Selected passage —
# My Threadfin Rainbows Video :)



## arash53 (Aug 13, 2011)

A pair of Threadfin Rainbow added to my Fluval Flora


----------



## Ursus sapien (Apr 21, 2010)

just love the smaller rainbows! great vid, thanks for posting


----------



## Algae Beater (Apr 21, 2010)

thanks for the vid! i have a good group of threadfins in one of my shrimp tanks. they are one of my favorites too. thanks for sharing! 

ps what are you feeding these tiny-mouth little guys ?


----------



## arash53 (Aug 13, 2011)

Algae Beater said:


> thanks for the vid! i have a good group of threadfins in one of my shrimp tanks. they are one of my favorites too. thanks for sharing!
> 
> ps what are you feeding these tiny-mouth little guys ?


I just bought them 2 hours ago ,but I have decapsoulated brine shrimp egge for them


----------



## Algae Beater (Apr 21, 2010)

you can get frozen baby brine if you dont want to hatch brineshrimp. mine go for Hikari first bites fry food, microworms and cycplop-eeze

Jeanie should have plenty of options


----------



## arash53 (Aug 13, 2011)

you dont need to hatch decapsoulated brine shrimp eggs they are ready to eat


----------



## Algae Beater (Apr 21, 2010)

Collected data —
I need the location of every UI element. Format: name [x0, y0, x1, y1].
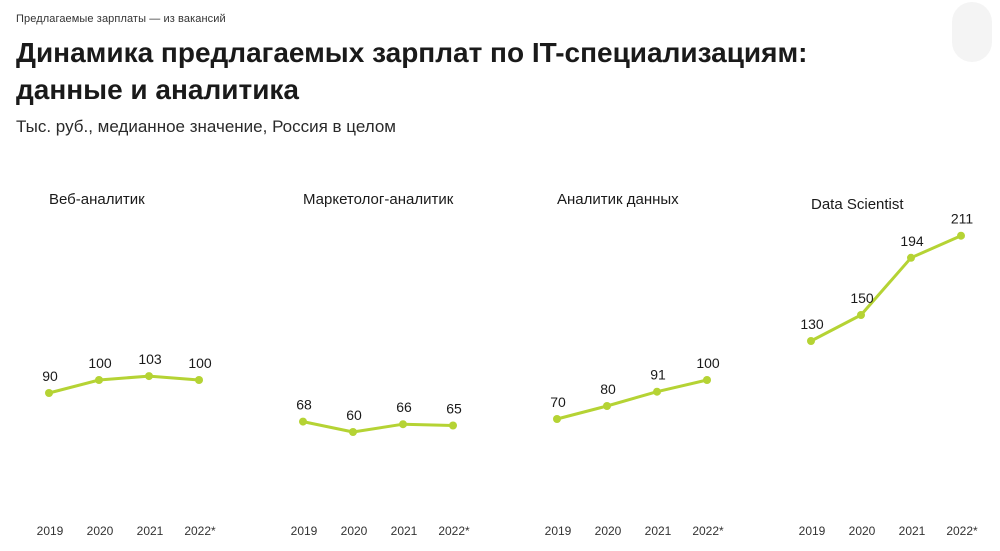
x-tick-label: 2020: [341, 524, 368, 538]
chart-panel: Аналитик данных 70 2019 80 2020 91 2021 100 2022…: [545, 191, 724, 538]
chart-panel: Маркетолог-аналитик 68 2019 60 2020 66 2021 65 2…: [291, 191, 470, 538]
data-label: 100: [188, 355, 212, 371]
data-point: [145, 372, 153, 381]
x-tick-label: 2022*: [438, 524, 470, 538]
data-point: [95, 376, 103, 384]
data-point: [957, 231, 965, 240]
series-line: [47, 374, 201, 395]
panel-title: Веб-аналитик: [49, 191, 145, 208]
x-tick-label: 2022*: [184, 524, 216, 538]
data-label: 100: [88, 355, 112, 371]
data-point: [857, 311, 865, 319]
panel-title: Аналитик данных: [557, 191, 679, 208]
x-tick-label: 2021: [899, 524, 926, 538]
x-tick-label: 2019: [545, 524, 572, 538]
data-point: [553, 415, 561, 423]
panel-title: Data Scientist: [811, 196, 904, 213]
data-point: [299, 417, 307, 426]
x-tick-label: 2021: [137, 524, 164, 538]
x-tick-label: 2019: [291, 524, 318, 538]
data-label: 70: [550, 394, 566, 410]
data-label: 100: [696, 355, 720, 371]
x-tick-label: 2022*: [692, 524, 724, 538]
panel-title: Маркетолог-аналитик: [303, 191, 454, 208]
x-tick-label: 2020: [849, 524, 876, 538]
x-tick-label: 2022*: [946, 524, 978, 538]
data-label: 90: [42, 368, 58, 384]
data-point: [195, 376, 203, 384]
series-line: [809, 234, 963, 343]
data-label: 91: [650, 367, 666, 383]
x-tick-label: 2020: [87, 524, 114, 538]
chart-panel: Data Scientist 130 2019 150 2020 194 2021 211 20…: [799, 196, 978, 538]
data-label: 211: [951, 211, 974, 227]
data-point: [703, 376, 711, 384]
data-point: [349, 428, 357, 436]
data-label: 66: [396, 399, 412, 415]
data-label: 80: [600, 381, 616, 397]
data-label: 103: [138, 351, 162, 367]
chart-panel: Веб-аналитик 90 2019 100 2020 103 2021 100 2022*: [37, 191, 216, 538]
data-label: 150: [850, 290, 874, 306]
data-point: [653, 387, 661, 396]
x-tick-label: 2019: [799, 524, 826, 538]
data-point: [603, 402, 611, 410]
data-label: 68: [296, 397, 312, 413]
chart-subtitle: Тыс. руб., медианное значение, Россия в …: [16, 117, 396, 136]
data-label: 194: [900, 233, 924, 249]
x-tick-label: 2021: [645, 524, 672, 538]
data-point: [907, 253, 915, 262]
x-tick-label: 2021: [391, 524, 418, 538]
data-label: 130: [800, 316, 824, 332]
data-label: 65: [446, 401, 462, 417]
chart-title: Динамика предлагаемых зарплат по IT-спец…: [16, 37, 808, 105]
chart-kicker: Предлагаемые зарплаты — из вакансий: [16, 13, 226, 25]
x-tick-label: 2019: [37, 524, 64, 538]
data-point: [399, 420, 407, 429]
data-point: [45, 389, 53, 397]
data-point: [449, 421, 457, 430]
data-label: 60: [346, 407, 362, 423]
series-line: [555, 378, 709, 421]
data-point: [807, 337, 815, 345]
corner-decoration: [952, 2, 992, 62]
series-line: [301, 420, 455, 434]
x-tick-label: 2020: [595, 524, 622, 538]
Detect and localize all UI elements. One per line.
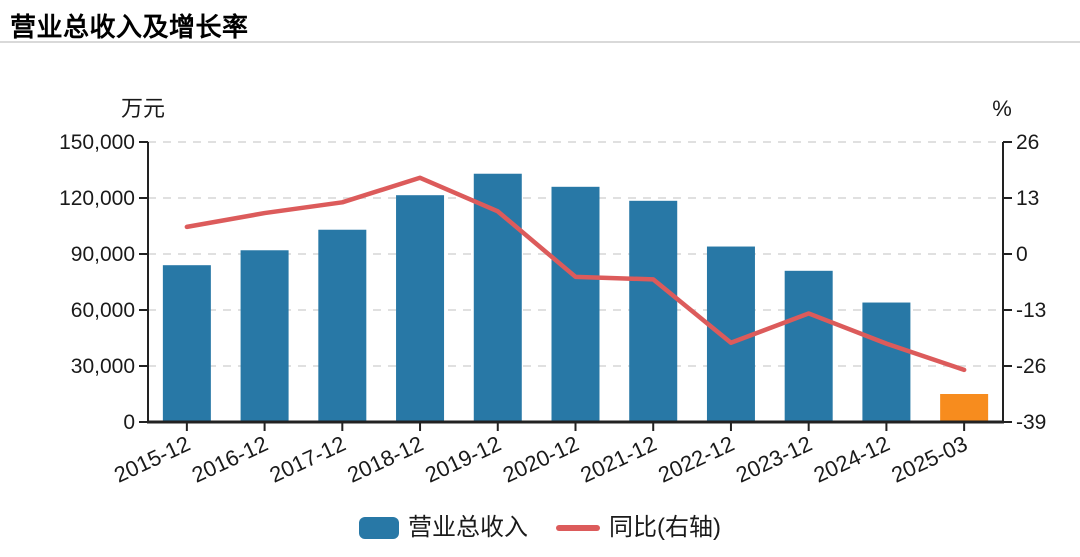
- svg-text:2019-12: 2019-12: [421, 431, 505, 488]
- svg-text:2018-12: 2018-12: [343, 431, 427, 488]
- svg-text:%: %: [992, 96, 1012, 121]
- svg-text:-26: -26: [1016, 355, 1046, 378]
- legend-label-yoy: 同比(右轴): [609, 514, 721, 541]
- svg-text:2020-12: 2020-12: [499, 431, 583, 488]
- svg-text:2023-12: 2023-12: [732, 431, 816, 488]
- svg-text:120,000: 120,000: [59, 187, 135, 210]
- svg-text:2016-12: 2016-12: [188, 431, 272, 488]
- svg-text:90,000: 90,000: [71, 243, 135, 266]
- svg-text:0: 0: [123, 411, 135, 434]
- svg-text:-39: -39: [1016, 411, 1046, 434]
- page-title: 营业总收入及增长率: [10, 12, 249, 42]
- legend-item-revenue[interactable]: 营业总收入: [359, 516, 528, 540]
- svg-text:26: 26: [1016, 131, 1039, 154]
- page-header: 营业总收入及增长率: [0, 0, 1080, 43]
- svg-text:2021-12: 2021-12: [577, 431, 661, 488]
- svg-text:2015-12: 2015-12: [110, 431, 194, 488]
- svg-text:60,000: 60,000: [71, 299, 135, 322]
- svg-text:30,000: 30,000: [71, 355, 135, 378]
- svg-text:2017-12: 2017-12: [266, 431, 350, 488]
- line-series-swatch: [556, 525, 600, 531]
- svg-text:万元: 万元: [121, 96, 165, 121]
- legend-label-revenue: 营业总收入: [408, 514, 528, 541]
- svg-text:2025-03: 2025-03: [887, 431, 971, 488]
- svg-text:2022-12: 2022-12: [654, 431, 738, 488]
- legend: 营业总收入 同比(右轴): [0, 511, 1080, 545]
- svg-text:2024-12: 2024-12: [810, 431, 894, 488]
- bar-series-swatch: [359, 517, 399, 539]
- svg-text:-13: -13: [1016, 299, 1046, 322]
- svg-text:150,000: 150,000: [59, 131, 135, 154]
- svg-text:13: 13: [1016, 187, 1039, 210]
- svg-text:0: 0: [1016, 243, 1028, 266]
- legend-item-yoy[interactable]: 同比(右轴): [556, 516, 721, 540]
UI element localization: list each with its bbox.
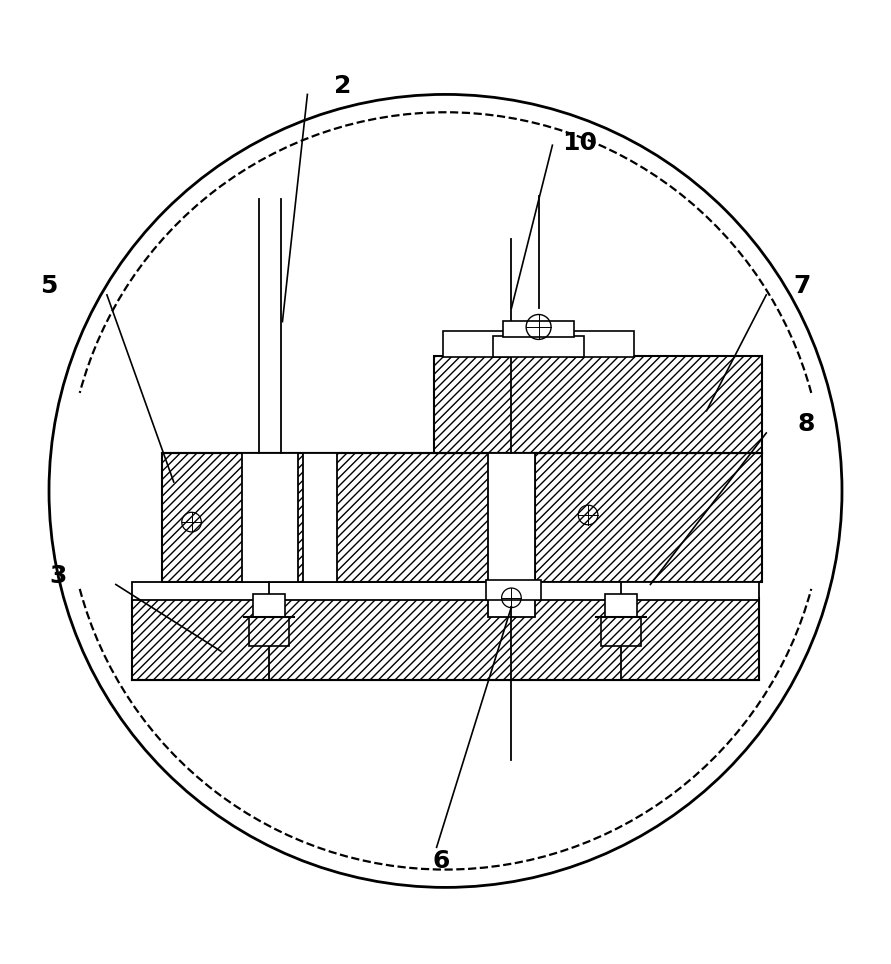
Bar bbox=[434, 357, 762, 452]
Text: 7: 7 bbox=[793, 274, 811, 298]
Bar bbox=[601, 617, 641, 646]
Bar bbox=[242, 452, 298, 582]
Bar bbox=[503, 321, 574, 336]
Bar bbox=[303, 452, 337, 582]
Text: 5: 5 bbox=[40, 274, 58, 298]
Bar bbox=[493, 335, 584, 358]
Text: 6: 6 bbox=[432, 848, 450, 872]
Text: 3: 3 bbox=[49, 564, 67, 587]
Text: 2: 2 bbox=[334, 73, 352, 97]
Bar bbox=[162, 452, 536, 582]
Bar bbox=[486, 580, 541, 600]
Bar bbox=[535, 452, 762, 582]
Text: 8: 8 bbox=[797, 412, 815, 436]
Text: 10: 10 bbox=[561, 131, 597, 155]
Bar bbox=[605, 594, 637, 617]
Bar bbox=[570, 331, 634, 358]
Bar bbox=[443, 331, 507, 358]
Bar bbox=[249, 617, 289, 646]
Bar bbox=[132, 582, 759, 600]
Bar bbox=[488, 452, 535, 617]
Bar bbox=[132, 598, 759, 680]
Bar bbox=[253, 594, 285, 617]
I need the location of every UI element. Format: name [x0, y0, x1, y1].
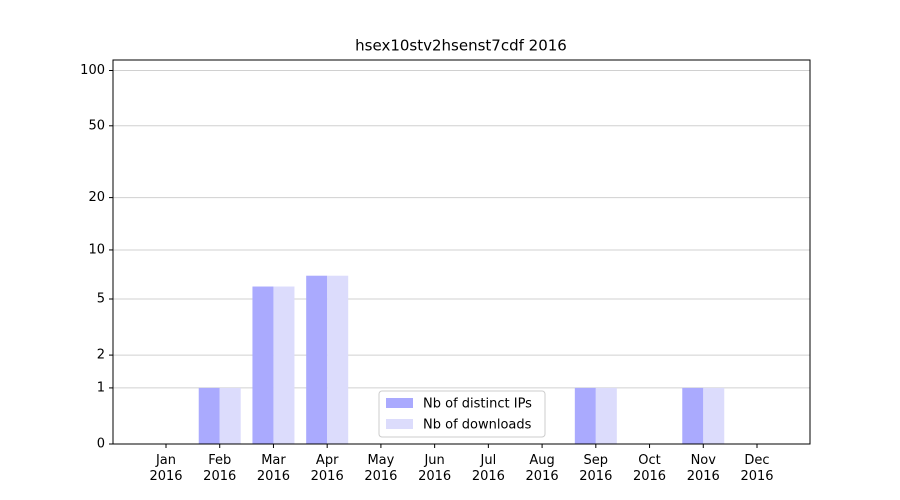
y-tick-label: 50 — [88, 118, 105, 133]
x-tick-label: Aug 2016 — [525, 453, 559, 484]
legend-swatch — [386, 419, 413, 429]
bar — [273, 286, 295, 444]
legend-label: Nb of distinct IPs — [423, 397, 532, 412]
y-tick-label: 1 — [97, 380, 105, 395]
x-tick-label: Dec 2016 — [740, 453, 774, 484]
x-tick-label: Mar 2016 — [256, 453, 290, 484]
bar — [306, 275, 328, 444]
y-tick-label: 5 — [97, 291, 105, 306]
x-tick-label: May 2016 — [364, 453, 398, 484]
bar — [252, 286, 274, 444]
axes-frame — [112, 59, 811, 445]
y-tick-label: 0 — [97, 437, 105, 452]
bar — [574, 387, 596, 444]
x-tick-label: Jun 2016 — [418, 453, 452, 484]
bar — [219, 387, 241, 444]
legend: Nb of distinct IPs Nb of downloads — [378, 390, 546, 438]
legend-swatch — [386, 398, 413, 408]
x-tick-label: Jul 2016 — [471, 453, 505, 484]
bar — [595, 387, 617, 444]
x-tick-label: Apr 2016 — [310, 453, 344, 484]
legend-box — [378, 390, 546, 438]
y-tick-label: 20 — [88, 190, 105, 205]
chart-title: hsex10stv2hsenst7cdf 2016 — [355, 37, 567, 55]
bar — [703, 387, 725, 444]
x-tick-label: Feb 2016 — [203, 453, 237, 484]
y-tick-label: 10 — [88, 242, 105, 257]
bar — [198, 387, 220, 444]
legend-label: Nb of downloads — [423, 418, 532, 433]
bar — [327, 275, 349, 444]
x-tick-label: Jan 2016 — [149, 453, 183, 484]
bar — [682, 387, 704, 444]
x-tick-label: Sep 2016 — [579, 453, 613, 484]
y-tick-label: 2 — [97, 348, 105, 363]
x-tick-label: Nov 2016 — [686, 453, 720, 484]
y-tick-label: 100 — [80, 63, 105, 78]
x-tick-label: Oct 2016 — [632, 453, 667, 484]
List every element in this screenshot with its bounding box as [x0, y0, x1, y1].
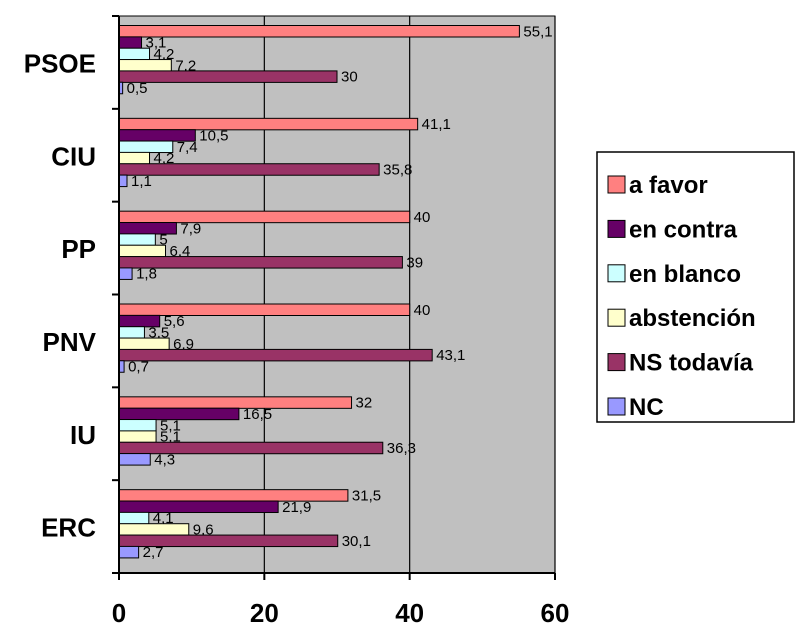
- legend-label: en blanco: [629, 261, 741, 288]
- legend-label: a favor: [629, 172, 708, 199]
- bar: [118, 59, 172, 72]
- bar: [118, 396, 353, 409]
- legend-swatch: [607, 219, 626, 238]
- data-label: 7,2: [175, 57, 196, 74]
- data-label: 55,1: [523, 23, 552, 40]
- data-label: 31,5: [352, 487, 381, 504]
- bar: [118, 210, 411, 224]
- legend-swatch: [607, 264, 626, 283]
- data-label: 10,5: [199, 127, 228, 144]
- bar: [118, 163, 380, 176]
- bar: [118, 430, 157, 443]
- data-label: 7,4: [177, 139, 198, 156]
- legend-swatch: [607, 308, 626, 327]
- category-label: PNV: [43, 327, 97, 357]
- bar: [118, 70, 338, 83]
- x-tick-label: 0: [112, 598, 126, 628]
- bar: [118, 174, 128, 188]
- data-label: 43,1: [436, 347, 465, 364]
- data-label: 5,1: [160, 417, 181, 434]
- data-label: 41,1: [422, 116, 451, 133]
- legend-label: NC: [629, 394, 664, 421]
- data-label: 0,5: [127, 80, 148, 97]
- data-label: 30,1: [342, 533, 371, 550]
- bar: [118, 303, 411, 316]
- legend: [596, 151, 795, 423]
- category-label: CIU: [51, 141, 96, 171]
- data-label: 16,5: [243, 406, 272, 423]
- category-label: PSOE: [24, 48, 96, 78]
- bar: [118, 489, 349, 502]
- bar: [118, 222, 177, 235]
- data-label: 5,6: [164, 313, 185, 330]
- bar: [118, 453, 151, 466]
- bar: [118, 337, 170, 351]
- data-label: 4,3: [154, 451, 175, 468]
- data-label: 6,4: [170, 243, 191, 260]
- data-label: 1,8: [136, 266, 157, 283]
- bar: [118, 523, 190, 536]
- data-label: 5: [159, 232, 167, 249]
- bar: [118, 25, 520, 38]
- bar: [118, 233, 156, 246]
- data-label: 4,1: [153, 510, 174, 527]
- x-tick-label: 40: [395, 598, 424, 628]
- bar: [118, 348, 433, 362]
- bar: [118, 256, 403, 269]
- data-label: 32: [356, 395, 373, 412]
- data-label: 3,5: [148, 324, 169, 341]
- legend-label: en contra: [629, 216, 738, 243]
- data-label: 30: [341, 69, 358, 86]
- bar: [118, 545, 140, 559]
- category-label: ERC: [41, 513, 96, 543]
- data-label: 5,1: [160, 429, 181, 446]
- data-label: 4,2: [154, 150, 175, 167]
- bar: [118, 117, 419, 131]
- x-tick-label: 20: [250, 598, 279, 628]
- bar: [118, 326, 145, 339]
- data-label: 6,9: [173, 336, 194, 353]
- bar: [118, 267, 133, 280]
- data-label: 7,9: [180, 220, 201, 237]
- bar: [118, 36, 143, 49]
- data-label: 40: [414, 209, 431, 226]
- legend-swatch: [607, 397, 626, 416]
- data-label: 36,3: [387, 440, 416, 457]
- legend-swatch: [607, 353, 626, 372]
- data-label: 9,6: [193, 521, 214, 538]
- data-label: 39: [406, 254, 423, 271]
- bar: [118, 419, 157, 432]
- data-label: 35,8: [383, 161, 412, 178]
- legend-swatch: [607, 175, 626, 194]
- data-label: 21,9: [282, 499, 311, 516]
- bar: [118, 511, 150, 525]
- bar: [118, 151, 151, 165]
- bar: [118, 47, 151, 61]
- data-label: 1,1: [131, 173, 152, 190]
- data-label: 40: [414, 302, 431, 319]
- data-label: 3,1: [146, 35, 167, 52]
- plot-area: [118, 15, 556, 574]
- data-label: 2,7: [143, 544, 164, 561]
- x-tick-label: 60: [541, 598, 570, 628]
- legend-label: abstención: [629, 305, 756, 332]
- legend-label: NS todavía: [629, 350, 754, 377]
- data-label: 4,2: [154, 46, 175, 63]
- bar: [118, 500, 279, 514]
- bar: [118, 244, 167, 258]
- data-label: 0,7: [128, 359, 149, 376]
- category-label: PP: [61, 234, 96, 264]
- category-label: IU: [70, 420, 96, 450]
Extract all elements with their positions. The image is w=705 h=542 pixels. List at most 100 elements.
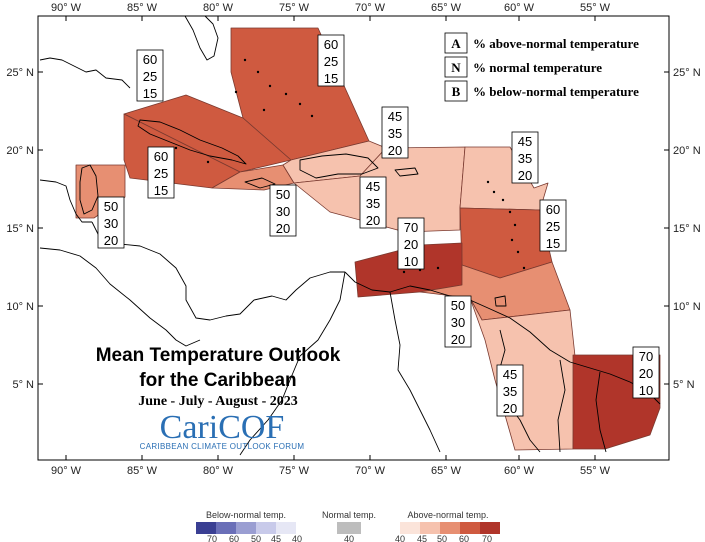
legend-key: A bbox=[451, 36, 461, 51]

Aim 1 —
Answer these questions about the threadfin rainbow thread:
(a) What tank were the pair of Threadfin Rainbows added to?
(b) Where does Algae Beater keep a group of threadfins?
(c) What does Algae Beater say you can get if you don't want to hatch brine shrimp?
Aim 2 — In the records, retype the lines from the line with "x-tick-label: 2020: [341, 524, 368, 538]" up to and including the line with "data-point: [653, 387, 661, 396]".
The forum thread and the records are separate material.

Written response 1 —
(a) A Fluval Flora
(b) In one of their shrimp tanks
(c) Frozen baby brine

Written response 2 —
x-tick-label: 2020: [341, 524, 368, 538]
chart-panel: Аналитик данных 70 2019 80 2020 91 2021 100 2022…: [545, 191, 724, 538]
chart-panel: Маркетолог-аналитик 68 2019 60 2020 66 2021 65 2…: [291, 191, 470, 538]
data-label: 100: [188, 355, 212, 371]
data-point: [145, 372, 153, 381]
x-tick-label: 2022*: [438, 524, 470, 538]
data-point: [95, 376, 103, 384]
data-point: [957, 231, 965, 240]
series-line: [47, 374, 201, 395]
panel-title: Веб-аналитик: [49, 191, 145, 208]
x-tick-label: 2022*: [184, 524, 216, 538]
data-label: 100: [88, 355, 112, 371]
data-point: [857, 311, 865, 319]
panel-title: Аналитик данных: [557, 191, 679, 208]
x-tick-label: 2021: [899, 524, 926, 538]
x-tick-label: 2019: [545, 524, 572, 538]
data-point: [553, 415, 561, 423]
panel-title: Data Scientist: [811, 196, 904, 213]
data-point: [299, 417, 307, 426]
x-tick-label: 2021: [137, 524, 164, 538]
x-tick-label: 2019: [291, 524, 318, 538]
data-label: 70: [550, 394, 566, 410]
data-label: 100: [696, 355, 720, 371]
x-tick-label: 2022*: [692, 524, 724, 538]
panel-title: Маркетолог-аналитик: [303, 191, 454, 208]
x-tick-label: 2020: [849, 524, 876, 538]
x-tick-label: 2022*: [946, 524, 978, 538]
data-label: 90: [42, 368, 58, 384]
data-point: [195, 376, 203, 384]
series-line: [809, 234, 963, 343]
data-label: 91: [650, 367, 666, 383]
x-tick-label: 2020: [87, 524, 114, 538]
chart-panel: Data Scientist 130 2019 150 2020 194 2021 211 20…: [799, 196, 978, 538]
data-label: 211: [951, 211, 974, 227]
data-point: [703, 376, 711, 384]
data-point: [349, 428, 357, 436]
data-label: 66: [396, 399, 412, 415]
data-label: 80: [600, 381, 616, 397]
data-label: 103: [138, 351, 162, 367]
chart-panel: Веб-аналитик 90 2019 100 2020 103 2021 100 2022*: [37, 191, 216, 538]
data-label: 150: [850, 290, 874, 306]
data-point: [653, 387, 661, 396]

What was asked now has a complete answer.